▶ _Given problem_
Among the lines below, list those containing the string "SMSコンテンツ一覧".

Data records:

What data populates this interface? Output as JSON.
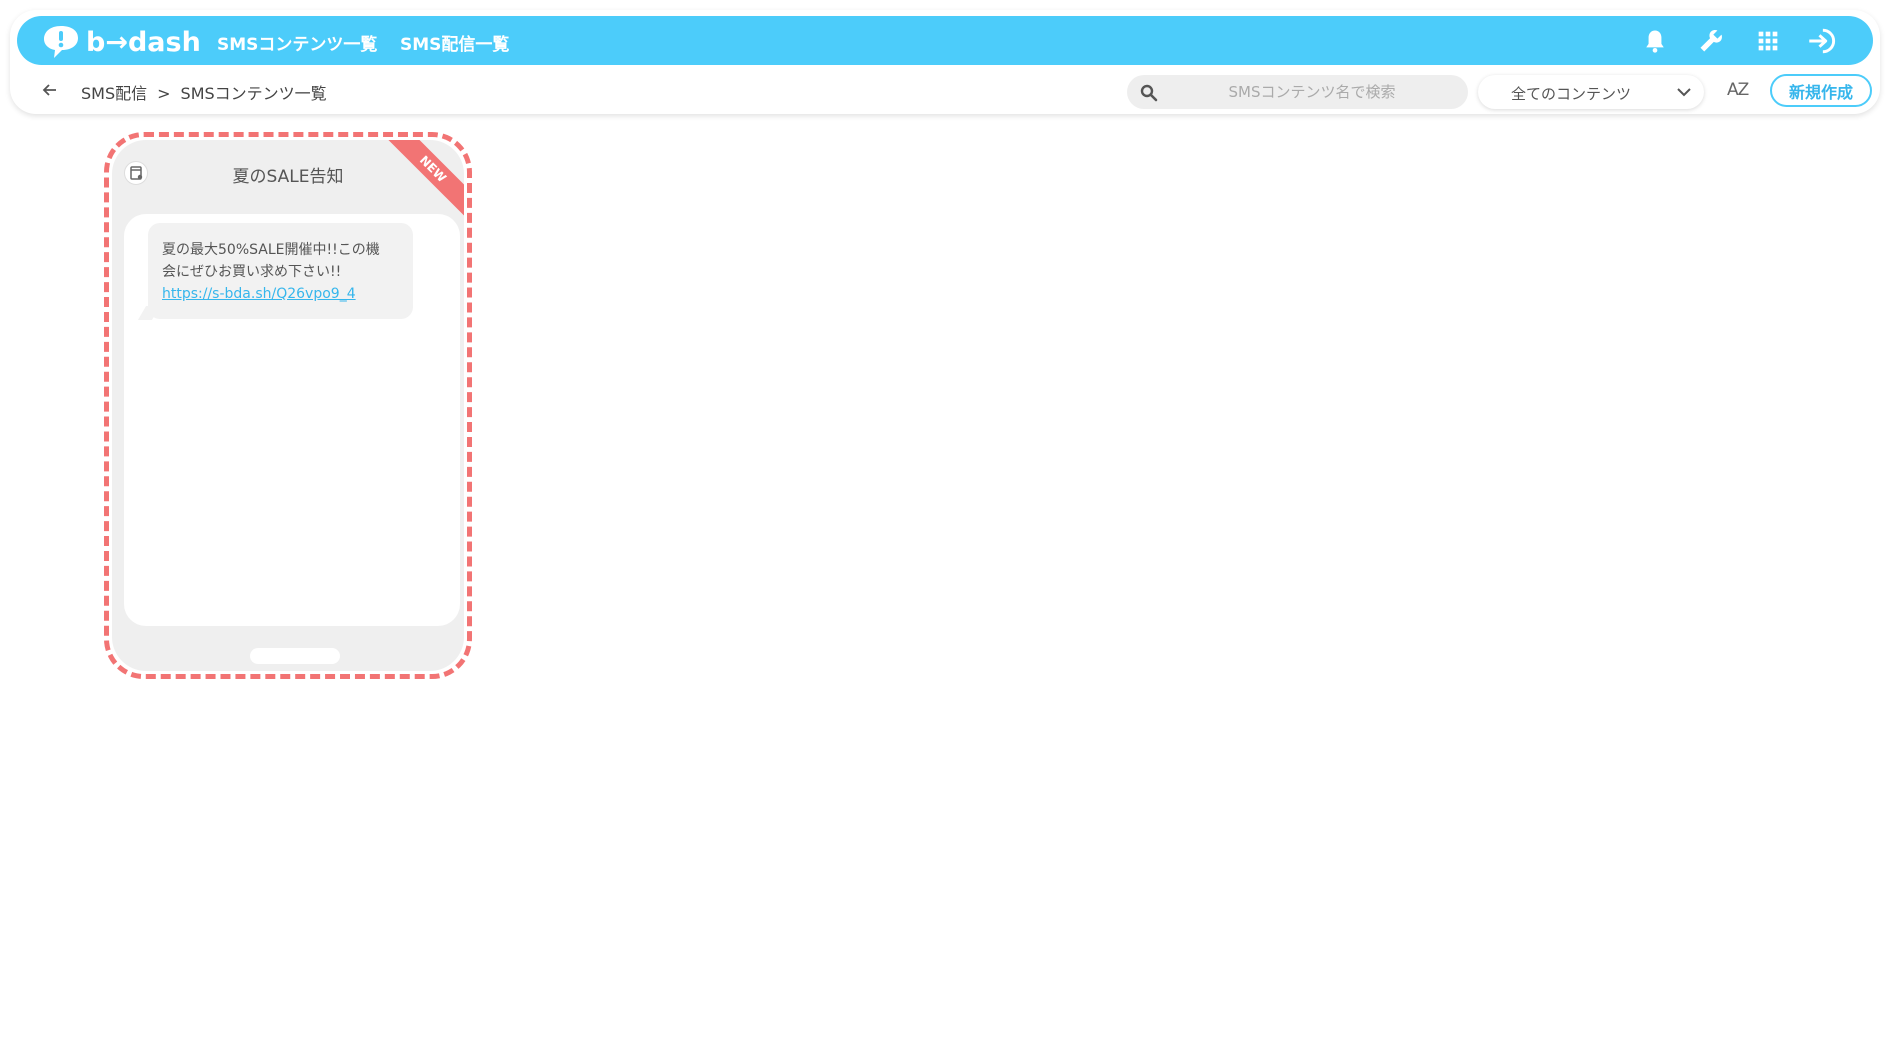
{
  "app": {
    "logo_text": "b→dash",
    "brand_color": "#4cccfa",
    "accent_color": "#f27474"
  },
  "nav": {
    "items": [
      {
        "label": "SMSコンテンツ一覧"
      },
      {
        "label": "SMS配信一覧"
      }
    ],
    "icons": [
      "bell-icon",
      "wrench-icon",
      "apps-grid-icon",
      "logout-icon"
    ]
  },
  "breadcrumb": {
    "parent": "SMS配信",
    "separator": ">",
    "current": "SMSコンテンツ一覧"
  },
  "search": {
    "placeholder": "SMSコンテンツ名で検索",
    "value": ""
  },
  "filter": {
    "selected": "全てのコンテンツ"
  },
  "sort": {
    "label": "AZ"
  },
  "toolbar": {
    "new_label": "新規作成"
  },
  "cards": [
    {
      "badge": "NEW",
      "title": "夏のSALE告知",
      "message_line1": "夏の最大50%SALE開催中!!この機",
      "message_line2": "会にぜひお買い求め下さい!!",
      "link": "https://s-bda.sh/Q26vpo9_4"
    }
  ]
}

▶ _Completed task_
        "label": "SMSコンテンツ一覧"
    "current": "SMSコンテンツ一覧"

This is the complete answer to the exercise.